La faccenda inizia a diventare complessa per Giobbe.
• Dopo il primo attacco, è scritto che Giobbe non peccò e non attribuì a Dio nulla di male.
• Durante il secondo attacco è scritto che Giobbe non peccò con le sue labbra, cioè non disse niente di male, ma chissà cosa cominciò a meditare il suo cuore…
In questo scenario arrivano tre dei suoi amici, per cercare di consolarlo … e qui Giobbe (cap.3) comincia a lamentarsi. Il fardello era troppo grande, ora era troppo pesante, e comincia a fare discorsi insensati, vuoti, mettendo in discussione il modo di agire di Dio.

Nel corso della lettura del libro che lo riguarda troveremo tanti discorsi, finché al capitolo 35, una quarta persona si rivolgerà a Giobbe in modo differente rispetto agli altri tre.

------------------------------------

» **Consegna A**
Riproduci integralmente il brano su Giobbe, senza alcuna modifica.
Il brano su Giobbe e i record non hanno alcun legame tra loro.

» **Voci degli elementi riquadrati**

------------------------------------

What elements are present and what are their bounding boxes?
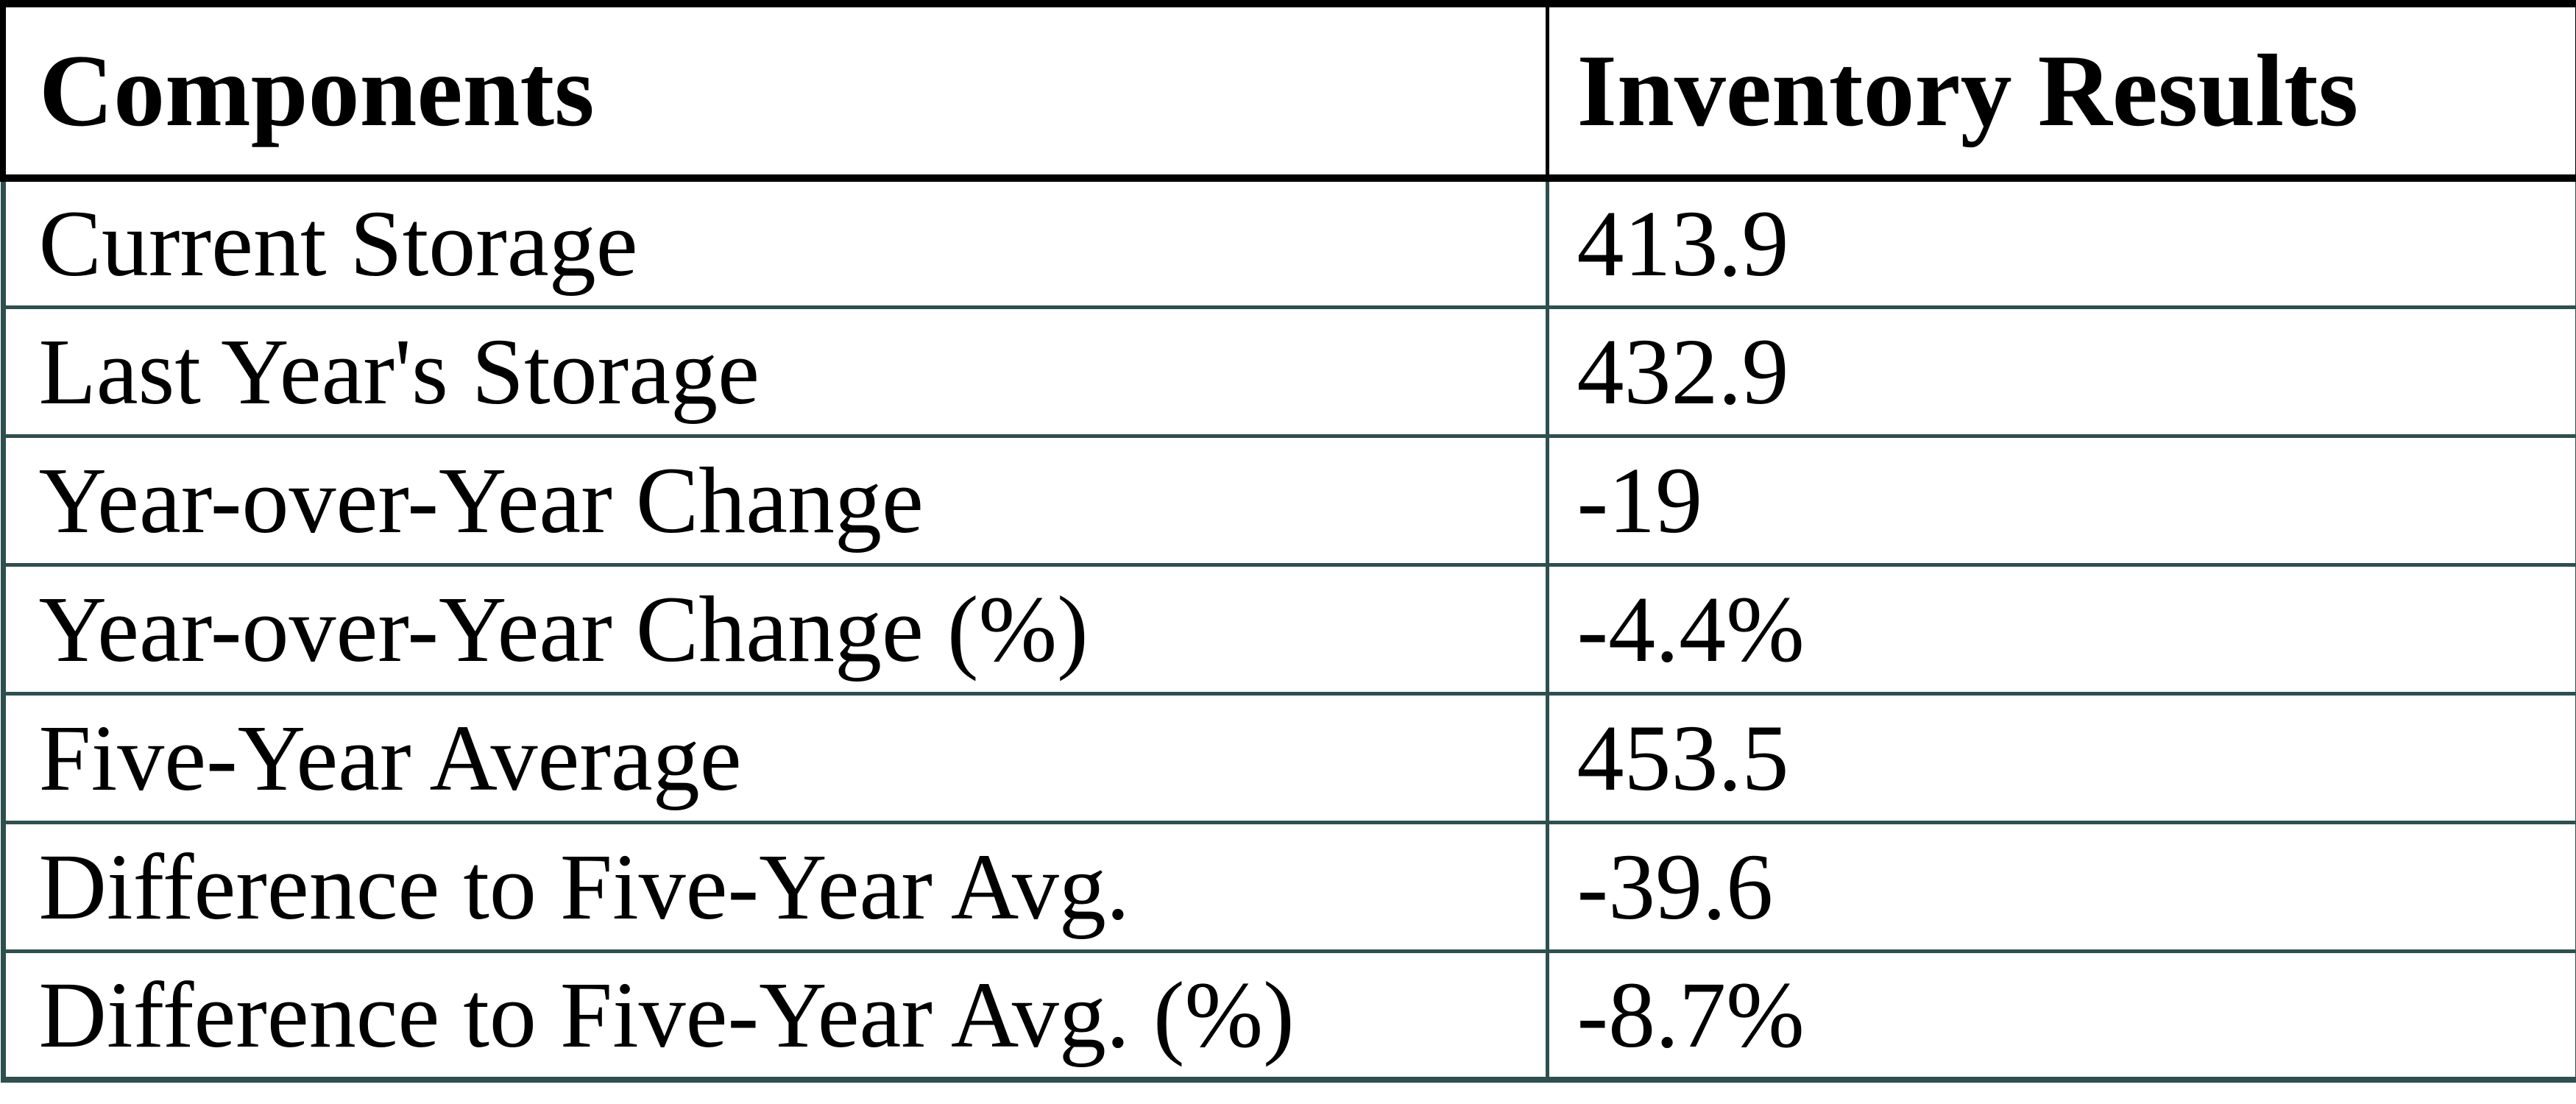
header-row: Components Inventory Results [0,0,2576,182]
table-row: Difference to Five-Year Avg. -39.6 [0,820,2576,953]
row-value-yoy-change-pct: -4.4% [1545,562,2576,696]
row-value-yoy-change: -19 [1545,434,2576,567]
row-label-current-storage: Current Storage [0,176,1549,309]
row-label-yoy-change-pct: Year-over-Year Change (%) [0,562,1549,696]
row-label-diff-five-year-avg-pct: Difference to Five-Year Avg. (%) [0,949,1549,1083]
column-header-components: Components [0,0,1549,182]
table-row: Five-Year Average 453.5 [0,691,2576,824]
column-header-inventory-results: Inventory Results [1545,0,2576,182]
table-row: Difference to Five-Year Avg. (%) -8.7% [0,949,2576,1083]
row-label-last-years-storage: Last Year's Storage [0,305,1549,438]
table-row: Last Year's Storage 432.9 [0,305,2576,438]
row-value-last-years-storage: 432.9 [1545,305,2576,438]
row-value-diff-five-year-avg: -39.6 [1545,820,2576,953]
row-value-five-year-average: 453.5 [1545,691,2576,824]
row-value-diff-five-year-avg-pct: -8.7% [1545,949,2576,1083]
row-value-current-storage: 413.9 [1545,176,2576,309]
row-label-yoy-change: Year-over-Year Change [0,434,1549,567]
row-label-five-year-average: Five-Year Average [0,691,1549,824]
table-row: Current Storage 413.9 [0,176,2576,309]
table-row: Year-over-Year Change -19 [0,434,2576,567]
table-row: Year-over-Year Change (%) -4.4% [0,562,2576,696]
row-label-diff-five-year-avg: Difference to Five-Year Avg. [0,820,1549,953]
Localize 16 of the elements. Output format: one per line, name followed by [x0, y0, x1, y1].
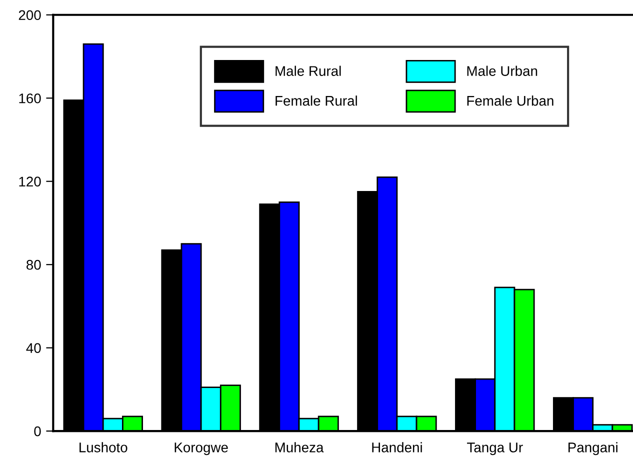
y-tick-label: 200: [18, 10, 41, 20]
legend-label: Female Rural: [276, 96, 357, 106]
x-tick-label: Pangani: [568, 442, 618, 456]
y-tick-label: 120: [19, 176, 41, 187]
x-tick-label: Lushoto: [80, 442, 128, 452]
legend-label: Male Urban: [467, 66, 538, 76]
y-tick-label: 40: [26, 343, 41, 353]
y-tick-label: 80: [26, 260, 41, 270]
x-tick-label: Handeni: [372, 442, 422, 452]
x-tick-label: Korogwe: [174, 442, 228, 456]
x-tick-label: Muheza: [275, 442, 324, 452]
x-tick-label: Tanga Ur: [467, 442, 523, 456]
legend-label: Female Urban: [467, 96, 554, 106]
y-tick-label: 0: [34, 426, 41, 436]
legend-label: Male Rural: [276, 66, 341, 76]
y-tick-label: 160: [19, 93, 41, 104]
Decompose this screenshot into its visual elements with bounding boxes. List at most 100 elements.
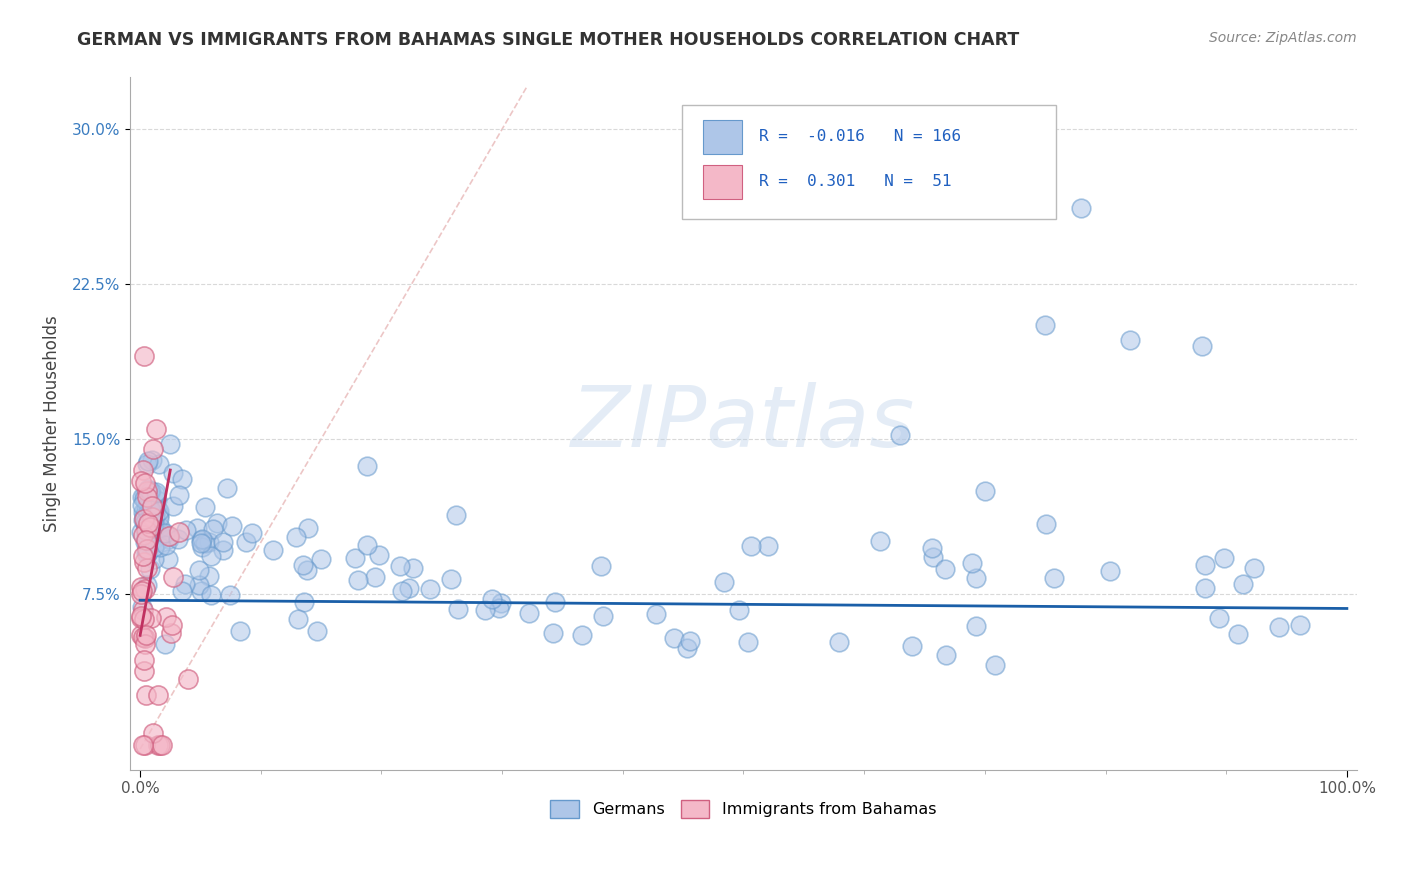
Point — [159, 437, 181, 451]
Point — [136, 542, 159, 557]
Point — [134, 516, 156, 530]
Point — [167, 525, 190, 540]
Point — [291, 558, 314, 572]
Point — [138, 454, 160, 468]
Point — [135, 561, 157, 575]
Point — [356, 458, 378, 473]
Point — [389, 558, 412, 573]
Point — [136, 516, 159, 530]
Point — [148, 508, 170, 522]
Point — [444, 508, 467, 522]
FancyBboxPatch shape — [682, 105, 1056, 219]
Point — [142, 442, 165, 457]
Point — [740, 539, 762, 553]
Point — [592, 608, 614, 623]
Point — [160, 618, 183, 632]
Point — [921, 541, 943, 556]
Point — [398, 581, 420, 595]
Point — [1033, 318, 1056, 333]
Y-axis label: Single Mother Households: Single Mother Households — [44, 315, 60, 532]
Point — [131, 580, 153, 594]
Point — [139, 505, 162, 519]
Point — [132, 549, 155, 563]
Point — [136, 545, 159, 559]
Point — [364, 570, 387, 584]
Point — [679, 634, 702, 648]
Point — [170, 473, 193, 487]
Point — [134, 515, 156, 529]
Point — [142, 552, 165, 566]
Text: ZIPatlas: ZIPatlas — [571, 382, 915, 465]
Point — [135, 533, 157, 548]
Point — [202, 522, 225, 536]
Point — [728, 602, 751, 616]
Point — [132, 490, 155, 504]
Point — [143, 509, 166, 524]
Point — [305, 624, 328, 639]
Point — [229, 624, 252, 639]
Point — [297, 521, 319, 535]
Point — [215, 481, 238, 495]
Point — [188, 578, 211, 592]
Point — [134, 582, 156, 596]
Point — [132, 527, 155, 541]
Point — [186, 521, 208, 535]
Point — [148, 688, 170, 702]
Point — [200, 549, 222, 563]
Point — [934, 562, 956, 576]
Point — [131, 609, 153, 624]
Point — [134, 665, 156, 679]
Point — [160, 626, 183, 640]
Text: GERMAN VS IMMIGRANTS FROM BAHAMAS SINGLE MOTHER HOUSEHOLDS CORRELATION CHART: GERMAN VS IMMIGRANTS FROM BAHAMAS SINGLE… — [77, 31, 1019, 49]
Point — [190, 536, 212, 550]
Point — [132, 738, 155, 752]
Point — [135, 502, 157, 516]
Point — [157, 529, 180, 543]
Point — [965, 619, 987, 633]
Point — [148, 519, 170, 533]
Point — [162, 499, 184, 513]
Point — [136, 505, 159, 519]
Point — [675, 641, 697, 656]
Point — [136, 497, 159, 511]
Point — [240, 525, 263, 540]
Point — [262, 543, 284, 558]
Point — [212, 543, 235, 558]
Point — [645, 607, 668, 621]
Point — [198, 568, 221, 582]
Point — [901, 640, 924, 654]
Point — [589, 559, 612, 574]
Point — [136, 483, 159, 497]
Point — [134, 350, 156, 364]
FancyBboxPatch shape — [703, 120, 742, 153]
Point — [292, 595, 315, 609]
Point — [131, 463, 153, 477]
Point — [191, 532, 214, 546]
Point — [139, 502, 162, 516]
Point — [134, 632, 156, 646]
Point — [132, 653, 155, 667]
Point — [190, 540, 212, 554]
Point — [132, 509, 155, 524]
Point — [934, 648, 956, 662]
Point — [134, 738, 156, 752]
Point — [188, 563, 211, 577]
Point — [142, 516, 165, 531]
Point — [368, 548, 391, 562]
Point — [136, 483, 159, 498]
Point — [447, 602, 470, 616]
Point — [756, 539, 779, 553]
Point — [190, 533, 212, 547]
Point — [132, 512, 155, 526]
Point — [973, 483, 995, 498]
Point — [132, 505, 155, 519]
Text: R =  -0.016   N = 166: R = -0.016 N = 166 — [759, 128, 962, 144]
Point — [172, 584, 194, 599]
Legend: Germans, Immigrants from Bahamas: Germans, Immigrants from Bahamas — [544, 794, 943, 824]
Point — [155, 609, 177, 624]
Point — [135, 517, 157, 532]
Point — [138, 562, 160, 576]
Point — [145, 535, 167, 549]
Point — [190, 584, 212, 599]
Point — [139, 484, 162, 499]
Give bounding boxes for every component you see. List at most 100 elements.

------------------------------------

» **Consegna B**
Nei record, riscrivi tutto ciò che va dalla riga contenente "Point — [159, 437, 181, 451]" fino alla riga contenente "FancyBboxPatch shape — [682, 105, 1056, 219]", entrambe incluse, sostituendo "Point" con "Punto" e lasciando invariato tutto il resto.

» **Risultato A**
La faccenda inizia a diventare complessa per Giobbe.
• Dopo il primo attacco, è scritto che Giobbe non peccò e non attribuì a Dio nulla di male.
• Durante il secondo attacco è scritto che Giobbe non peccò con le sue labbra, cioè non disse niente di male, ma chissà cosa cominciò a meditare il suo cuore…
In questo scenario arrivano tre dei suoi amici, per cercare di consolarlo … e qui Giobbe (cap.3) comincia a lamentarsi. Il fardello era troppo grande, ora era troppo pesante, e comincia a fare discorsi insensati, vuoti, mettendo in discussione il modo di agire di Dio.

Nel corso della lettura del libro che lo riguarda troveremo tanti discorsi, finché al capitolo 35, una quarta persona si rivolgerà a Giobbe in modo differente rispetto agli altri tre.

» **Risultato B**
Punto — [159, 437, 181, 451]
Punto — [136, 542, 159, 557]
Punto — [134, 516, 156, 530]
Punto — [167, 525, 190, 540]
Punto — [291, 558, 314, 572]
Punto — [138, 454, 160, 468]
Punto — [135, 561, 157, 575]
Punto — [356, 458, 378, 473]
Punto — [389, 558, 412, 573]
Punto — [136, 516, 159, 530]
Punto — [148, 508, 170, 522]
Punto — [444, 508, 467, 522]
FancyBboxPatch shape — [682, 105, 1056, 219]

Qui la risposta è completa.